Work to complete »
Update the material starting at its first line and ending at the line that contains "657, 20, 682]", replacing "bounding box" with "enclosing rectangle" and keeping everything else the same.

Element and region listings
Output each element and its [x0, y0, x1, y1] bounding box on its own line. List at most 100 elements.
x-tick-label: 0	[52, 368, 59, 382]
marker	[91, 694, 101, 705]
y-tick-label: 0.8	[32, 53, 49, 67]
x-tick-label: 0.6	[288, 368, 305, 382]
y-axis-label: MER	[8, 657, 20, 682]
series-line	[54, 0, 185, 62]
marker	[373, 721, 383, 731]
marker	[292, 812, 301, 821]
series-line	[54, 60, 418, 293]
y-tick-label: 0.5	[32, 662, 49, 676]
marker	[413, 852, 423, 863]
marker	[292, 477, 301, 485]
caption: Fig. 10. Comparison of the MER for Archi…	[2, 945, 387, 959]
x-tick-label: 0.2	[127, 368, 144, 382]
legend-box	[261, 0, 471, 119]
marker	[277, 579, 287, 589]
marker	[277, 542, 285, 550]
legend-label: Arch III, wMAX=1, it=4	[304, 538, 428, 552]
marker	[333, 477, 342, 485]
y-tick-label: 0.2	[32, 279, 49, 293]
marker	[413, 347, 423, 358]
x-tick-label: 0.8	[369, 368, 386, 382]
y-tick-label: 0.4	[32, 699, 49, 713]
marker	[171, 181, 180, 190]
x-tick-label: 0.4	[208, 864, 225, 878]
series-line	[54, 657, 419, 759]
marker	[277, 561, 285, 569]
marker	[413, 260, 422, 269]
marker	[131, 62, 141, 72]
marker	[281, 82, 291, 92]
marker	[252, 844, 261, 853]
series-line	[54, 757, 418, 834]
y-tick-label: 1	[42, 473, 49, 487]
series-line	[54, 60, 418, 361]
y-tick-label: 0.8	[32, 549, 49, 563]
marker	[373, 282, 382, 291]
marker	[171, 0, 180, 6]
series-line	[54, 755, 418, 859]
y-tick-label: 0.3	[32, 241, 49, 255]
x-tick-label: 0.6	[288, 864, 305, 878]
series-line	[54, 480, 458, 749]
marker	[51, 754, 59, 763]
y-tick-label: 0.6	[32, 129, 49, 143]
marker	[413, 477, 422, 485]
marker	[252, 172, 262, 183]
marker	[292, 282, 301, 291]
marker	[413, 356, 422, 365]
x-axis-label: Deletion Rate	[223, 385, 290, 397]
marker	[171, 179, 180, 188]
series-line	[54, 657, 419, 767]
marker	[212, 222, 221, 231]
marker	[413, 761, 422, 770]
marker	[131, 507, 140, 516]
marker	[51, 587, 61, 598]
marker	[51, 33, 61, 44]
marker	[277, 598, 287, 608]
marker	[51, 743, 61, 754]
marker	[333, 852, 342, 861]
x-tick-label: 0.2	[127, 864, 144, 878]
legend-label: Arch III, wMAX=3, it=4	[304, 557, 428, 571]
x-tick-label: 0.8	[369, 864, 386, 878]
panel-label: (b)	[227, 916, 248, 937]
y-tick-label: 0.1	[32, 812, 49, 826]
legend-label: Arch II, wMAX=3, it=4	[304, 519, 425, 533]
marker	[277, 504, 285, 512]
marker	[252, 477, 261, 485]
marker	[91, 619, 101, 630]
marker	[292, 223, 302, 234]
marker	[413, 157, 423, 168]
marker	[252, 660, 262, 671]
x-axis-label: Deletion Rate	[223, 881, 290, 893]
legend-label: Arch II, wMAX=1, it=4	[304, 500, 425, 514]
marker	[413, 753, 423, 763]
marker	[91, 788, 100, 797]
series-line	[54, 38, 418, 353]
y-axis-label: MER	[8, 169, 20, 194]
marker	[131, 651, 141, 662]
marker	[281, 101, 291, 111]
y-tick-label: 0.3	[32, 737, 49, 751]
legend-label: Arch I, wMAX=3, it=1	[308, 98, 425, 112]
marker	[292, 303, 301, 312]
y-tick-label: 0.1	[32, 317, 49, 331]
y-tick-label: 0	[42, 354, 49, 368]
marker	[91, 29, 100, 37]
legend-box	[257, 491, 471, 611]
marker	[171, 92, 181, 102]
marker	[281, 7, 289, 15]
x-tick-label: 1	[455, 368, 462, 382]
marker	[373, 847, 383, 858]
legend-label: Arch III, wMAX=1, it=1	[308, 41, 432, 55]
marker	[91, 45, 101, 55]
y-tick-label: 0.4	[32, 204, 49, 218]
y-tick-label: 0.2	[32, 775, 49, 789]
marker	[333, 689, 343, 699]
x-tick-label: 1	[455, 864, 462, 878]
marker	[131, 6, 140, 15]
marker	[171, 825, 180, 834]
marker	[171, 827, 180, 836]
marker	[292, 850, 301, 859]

Solution to this exercise »
Output each element and its [x0, y0, x1, y1] enclosing rectangle on its own line. List at most 100 elements.
x-tick-label: 0	[52, 368, 59, 382]
marker	[91, 694, 101, 705]
y-tick-label: 0.8	[32, 53, 49, 67]
x-tick-label: 0.6	[288, 368, 305, 382]
y-axis-label: MER	[8, 657, 20, 682]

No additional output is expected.